Source data
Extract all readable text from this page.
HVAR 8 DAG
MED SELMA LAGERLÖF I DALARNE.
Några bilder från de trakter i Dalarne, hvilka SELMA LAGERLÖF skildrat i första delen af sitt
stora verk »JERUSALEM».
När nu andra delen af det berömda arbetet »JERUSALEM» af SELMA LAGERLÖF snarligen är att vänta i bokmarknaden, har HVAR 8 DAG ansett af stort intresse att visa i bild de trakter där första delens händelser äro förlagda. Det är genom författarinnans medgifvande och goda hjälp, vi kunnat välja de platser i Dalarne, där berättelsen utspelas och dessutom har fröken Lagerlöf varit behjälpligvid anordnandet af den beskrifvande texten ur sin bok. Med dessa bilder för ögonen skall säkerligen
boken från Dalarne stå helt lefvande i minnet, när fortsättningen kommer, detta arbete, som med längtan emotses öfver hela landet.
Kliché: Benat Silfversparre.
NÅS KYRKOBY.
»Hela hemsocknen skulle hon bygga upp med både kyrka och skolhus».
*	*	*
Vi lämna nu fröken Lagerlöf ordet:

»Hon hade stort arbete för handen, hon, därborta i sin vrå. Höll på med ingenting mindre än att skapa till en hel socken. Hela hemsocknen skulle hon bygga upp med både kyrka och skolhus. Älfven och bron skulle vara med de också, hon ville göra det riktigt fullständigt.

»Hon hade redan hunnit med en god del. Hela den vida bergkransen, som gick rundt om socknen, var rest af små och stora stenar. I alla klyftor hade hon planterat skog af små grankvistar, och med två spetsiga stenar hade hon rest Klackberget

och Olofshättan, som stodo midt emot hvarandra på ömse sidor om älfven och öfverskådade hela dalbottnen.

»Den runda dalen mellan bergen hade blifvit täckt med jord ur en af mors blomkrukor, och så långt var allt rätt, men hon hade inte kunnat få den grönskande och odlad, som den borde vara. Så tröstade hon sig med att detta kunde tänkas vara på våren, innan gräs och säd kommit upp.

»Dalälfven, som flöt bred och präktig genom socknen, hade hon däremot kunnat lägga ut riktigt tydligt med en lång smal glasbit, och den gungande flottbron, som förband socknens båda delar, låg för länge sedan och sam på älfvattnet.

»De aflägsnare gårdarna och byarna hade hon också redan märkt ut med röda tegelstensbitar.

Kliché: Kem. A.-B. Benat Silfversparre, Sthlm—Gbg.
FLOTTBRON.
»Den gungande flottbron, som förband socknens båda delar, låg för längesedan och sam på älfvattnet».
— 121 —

■ **EXERCISE DESCRIPTION**
Where a line of the data above includes "också", copy that line.

■ **ANSWER TO THIS PROBLEM**
»Hon hade stort arbete för handen, hon, därborta i sin vrå. Höll på med ingenting mindre än att skapa till en hel socken. Hela hemsocknen skulle hon bygga upp med både kyrka och skolhus. Älfven och bron skulle vara med de också, hon ville göra det riktigt fullständigt.
»De aflägsnare gårdarna och byarna hade hon också redan märkt ut med röda tegelstensbitar.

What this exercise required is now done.